Stored entries

— Begin —

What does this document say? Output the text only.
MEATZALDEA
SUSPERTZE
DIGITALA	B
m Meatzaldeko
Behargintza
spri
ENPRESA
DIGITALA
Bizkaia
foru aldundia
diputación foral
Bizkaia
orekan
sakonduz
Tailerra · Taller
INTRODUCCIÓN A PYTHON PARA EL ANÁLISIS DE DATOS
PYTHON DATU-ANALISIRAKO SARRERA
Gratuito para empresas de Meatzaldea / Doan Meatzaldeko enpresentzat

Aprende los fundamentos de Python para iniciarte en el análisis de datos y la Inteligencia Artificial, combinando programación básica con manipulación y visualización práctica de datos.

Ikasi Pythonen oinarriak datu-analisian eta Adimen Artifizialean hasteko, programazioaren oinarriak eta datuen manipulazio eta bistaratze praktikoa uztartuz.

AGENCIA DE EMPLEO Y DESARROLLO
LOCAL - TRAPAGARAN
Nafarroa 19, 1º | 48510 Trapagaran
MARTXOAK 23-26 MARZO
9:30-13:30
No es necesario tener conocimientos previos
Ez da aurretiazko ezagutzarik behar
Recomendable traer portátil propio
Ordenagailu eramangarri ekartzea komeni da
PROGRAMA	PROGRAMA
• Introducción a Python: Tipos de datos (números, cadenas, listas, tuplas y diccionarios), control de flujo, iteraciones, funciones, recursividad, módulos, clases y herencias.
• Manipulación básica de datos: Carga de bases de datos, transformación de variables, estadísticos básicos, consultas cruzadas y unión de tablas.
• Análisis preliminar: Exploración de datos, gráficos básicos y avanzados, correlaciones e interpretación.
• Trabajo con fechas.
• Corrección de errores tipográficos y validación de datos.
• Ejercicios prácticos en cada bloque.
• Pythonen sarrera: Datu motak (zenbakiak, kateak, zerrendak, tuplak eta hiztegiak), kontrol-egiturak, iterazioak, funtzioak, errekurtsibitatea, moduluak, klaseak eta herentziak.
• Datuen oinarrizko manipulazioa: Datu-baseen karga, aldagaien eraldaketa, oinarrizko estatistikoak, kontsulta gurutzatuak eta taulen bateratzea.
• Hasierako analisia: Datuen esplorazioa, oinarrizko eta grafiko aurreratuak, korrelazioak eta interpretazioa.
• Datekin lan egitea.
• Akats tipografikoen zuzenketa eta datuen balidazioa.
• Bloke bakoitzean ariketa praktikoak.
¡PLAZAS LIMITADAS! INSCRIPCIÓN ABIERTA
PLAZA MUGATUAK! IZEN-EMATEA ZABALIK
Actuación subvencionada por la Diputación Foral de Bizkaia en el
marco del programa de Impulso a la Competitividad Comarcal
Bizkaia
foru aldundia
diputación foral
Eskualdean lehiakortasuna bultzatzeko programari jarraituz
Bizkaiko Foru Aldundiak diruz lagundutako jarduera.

— End —

## GOAL
Go through the material above and count the lines that contain "oinarrizko"; give that number alone.

## RESULT
2